## Start TEXT BLOCK
Dry Bones and Relics: Why We Revere the Dead
A Jewish girlfriend of mine, a guest for the summer in Greece, “freaked” when she saw the undecomposed corpse of St. Efraim the “quick to hear” close to the coastal sea town of Rafina. “This is crazy,” she protested, “I’m getting out of here.” It was bad enough to catch sight of dead bodies under a glass case but worse was to have the living kiss and adore them—that was too much. Indeed, this is a normal reaction. Fear is natural in the face of things we do not understand.
I recently returned from a pilgrimage to San Francisco to the Cathedral of the Holy Virgin. There perched on a dais to the far right of the open space of the beautifully adorned church stood the coffin of St John Maximovitch of Shanghai and San Francisco. The top of the coffin too was covered by a thick glass so that you could peer into his reposing corpse. His body lay in full view—regaled in his richly decorated archbishop’s robes, his pointy bejeweled slippers, looking like they should belong to some Chinese princess instead of an old wise man. At his head lay his Archmandrite’s crown with the central icon of Christ in majesty circled in a frame of gold. His face was covered by an epitrechelion, also richly embroidered with religious scenes and symbolism. But at his bosom were his hands, holding a wooden cross. His hands were dark mahogany brown, the flesh of which was clearly visible to curious peepers.
## End TEXT BLOCK
▶ EXERCISE BRIEF
Retype the essay on revering the dead above, word for word and in full.
## Start DATA SECTION
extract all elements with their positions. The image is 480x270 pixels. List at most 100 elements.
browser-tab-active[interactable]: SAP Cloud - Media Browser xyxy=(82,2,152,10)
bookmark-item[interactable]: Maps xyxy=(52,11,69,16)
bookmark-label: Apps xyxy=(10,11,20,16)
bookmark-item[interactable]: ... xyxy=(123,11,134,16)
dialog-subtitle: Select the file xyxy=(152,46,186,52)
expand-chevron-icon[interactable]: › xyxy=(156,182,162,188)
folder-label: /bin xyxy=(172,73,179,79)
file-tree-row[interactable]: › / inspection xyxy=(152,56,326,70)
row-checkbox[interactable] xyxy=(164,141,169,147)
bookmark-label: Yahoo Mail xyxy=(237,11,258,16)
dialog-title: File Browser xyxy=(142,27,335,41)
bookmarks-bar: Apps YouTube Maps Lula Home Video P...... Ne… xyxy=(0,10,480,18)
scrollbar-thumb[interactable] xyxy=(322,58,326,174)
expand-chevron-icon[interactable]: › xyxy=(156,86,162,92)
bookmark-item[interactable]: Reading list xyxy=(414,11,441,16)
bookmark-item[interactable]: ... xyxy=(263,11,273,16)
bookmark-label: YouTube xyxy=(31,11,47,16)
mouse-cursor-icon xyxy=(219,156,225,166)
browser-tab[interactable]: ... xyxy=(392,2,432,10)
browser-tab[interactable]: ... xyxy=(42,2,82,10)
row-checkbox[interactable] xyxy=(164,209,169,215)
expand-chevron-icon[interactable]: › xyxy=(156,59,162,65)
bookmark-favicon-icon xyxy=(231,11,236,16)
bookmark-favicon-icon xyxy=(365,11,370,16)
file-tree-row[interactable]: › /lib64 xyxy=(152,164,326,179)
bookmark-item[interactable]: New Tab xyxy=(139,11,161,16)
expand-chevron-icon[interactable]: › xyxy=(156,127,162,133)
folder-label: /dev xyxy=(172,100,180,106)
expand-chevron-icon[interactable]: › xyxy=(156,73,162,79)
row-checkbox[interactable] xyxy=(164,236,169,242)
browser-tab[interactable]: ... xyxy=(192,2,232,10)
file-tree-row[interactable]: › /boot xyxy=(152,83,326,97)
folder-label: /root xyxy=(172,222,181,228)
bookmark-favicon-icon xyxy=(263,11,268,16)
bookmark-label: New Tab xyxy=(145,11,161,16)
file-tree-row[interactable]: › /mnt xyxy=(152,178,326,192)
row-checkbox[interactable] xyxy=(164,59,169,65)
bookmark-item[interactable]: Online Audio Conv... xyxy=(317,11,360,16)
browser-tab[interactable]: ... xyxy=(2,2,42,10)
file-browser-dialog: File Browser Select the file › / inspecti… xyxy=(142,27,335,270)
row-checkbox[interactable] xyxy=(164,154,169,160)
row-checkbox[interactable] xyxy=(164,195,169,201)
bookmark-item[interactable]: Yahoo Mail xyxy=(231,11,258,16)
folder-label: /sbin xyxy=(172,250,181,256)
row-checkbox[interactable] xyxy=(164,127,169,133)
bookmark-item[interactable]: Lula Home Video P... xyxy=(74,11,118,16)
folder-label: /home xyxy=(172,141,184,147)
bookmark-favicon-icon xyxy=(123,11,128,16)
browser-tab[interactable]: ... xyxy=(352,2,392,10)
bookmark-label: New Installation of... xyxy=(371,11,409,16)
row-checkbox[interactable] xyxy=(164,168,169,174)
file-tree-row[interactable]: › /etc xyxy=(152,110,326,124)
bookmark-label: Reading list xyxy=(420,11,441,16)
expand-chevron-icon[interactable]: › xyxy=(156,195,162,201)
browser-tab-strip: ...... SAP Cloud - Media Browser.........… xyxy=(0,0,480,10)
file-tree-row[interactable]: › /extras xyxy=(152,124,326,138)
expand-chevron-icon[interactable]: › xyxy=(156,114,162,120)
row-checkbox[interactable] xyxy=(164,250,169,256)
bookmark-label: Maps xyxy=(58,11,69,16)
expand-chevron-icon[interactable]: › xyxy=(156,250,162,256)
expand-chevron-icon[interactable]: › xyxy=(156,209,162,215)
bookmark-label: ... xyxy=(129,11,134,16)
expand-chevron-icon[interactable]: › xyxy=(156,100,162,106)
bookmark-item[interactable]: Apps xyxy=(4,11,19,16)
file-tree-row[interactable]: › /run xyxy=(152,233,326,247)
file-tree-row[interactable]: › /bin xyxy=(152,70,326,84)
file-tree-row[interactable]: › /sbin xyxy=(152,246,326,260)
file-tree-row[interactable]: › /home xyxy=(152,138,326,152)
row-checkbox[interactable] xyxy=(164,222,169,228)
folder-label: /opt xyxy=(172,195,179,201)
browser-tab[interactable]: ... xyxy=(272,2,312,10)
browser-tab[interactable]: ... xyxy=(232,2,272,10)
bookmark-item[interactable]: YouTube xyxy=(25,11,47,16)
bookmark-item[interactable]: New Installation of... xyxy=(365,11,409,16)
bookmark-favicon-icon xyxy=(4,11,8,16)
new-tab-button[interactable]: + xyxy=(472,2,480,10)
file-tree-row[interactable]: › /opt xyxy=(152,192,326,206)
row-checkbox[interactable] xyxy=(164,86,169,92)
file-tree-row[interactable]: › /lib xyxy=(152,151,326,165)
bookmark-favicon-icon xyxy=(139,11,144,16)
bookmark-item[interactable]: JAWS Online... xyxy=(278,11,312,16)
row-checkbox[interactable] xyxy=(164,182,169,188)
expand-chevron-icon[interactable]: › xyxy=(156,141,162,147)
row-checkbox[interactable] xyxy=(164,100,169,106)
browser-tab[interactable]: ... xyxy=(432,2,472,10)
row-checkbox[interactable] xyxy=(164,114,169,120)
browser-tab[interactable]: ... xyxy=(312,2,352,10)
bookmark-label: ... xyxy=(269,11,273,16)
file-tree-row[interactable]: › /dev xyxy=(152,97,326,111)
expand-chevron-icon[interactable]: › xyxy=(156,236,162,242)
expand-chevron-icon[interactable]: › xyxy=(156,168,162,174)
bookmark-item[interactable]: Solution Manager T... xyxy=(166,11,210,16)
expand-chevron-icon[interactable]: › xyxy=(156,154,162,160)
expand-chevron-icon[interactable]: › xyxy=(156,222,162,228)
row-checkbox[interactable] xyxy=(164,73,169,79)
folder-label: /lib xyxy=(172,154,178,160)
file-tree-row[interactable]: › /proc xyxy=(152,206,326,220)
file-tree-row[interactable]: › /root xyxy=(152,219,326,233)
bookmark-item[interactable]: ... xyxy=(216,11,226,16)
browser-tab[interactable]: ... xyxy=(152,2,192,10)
## End DATA SECTION
▶ ANSWER TO THIS EXERCISE
Dry Bones and Relics: Why We Revere the Dead
A Jewish girlfriend of mine, a guest for the summer in Greece, “freaked” when she saw the undecomposed corpse of St. Efraim the “quick to hear” close to the coastal sea town of Rafina. “This is crazy,” she protested, “I’m getting out of here.” It was bad enough to catch sight of dead bodies under a glass case but worse was to have the living kiss and adore them—that was too much. Indeed, this is a normal reaction. Fear is natural in the face of things we do not understand.
I recently returned from a pilgrimage to San Francisco to the Cathedral of the Holy Virgin. There perched on a dais to the far right of the open space of the beautifully adorned church stood the coffin of St John Maximovitch of Shanghai and San Francisco. The top of the coffin too was covered by a thick glass so that you could peer into his reposing corpse. His body lay in full view—regaled in his richly decorated archbishop’s robes, his pointy bejeweled slippers, looking like they should belong to some Chinese princess instead of an old wise man. At his head lay his Archmandrite’s crown with the central icon of Christ in majesty circled in a frame of gold. His face was covered by an epitrechelion, also richly embroidered with religious scenes and symbolism. But at his bosom were his hands, holding a wooden cross. His hands were dark mahogany brown, the flesh of which was clearly visible to curious peepers.